RECORDS SHOWN:

━━━━━━━━━━━━━━━━━━━━━━━━━━━━━━

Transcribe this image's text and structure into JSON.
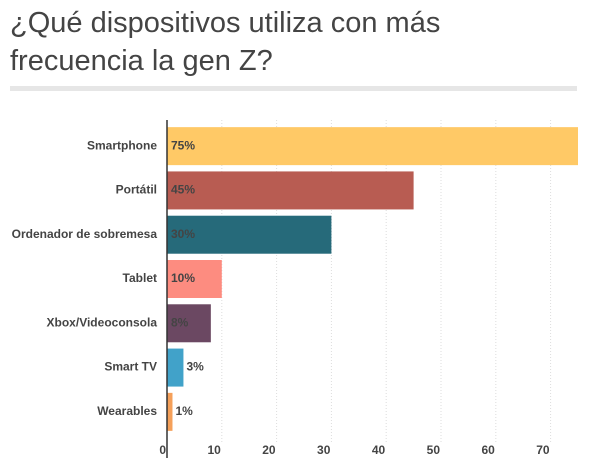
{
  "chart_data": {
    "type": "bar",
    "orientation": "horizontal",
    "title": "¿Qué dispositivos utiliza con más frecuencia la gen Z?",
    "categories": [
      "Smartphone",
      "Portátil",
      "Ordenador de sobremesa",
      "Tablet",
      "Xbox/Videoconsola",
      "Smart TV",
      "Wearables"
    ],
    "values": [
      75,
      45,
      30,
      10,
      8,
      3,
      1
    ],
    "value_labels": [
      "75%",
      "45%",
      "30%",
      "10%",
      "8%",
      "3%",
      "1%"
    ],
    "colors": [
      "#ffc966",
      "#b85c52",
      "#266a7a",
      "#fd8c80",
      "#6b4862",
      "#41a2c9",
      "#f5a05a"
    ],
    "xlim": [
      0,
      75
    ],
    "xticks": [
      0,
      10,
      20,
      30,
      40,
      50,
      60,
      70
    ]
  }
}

━━━━━━━━━━━━━━━━━━━━━━━━━━━━━━

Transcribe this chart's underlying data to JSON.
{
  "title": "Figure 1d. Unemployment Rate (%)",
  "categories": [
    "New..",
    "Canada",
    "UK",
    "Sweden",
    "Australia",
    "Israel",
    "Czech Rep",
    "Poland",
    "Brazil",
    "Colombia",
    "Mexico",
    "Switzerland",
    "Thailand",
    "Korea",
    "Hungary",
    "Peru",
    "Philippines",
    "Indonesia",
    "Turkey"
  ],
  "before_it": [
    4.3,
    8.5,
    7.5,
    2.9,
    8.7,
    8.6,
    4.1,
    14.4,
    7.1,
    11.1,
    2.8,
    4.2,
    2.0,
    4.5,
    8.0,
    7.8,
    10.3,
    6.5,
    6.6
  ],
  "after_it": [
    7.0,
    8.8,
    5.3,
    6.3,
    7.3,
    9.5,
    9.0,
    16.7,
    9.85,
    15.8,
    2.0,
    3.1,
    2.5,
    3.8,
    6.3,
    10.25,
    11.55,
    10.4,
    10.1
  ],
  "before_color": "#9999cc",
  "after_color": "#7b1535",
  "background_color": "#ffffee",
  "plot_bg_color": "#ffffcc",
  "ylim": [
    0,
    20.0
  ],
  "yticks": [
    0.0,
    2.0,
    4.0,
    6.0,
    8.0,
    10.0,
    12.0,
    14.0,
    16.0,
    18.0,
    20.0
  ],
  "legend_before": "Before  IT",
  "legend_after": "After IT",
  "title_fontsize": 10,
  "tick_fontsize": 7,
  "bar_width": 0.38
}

━━━━━━━━━━━━━━━━━━━━━━━━━━━━━━

Look through the entries and return every line where "Transcribe" appears.

Transcribe this image's text and structure into JSON.
Transcribe this chart's underlying data to JSON.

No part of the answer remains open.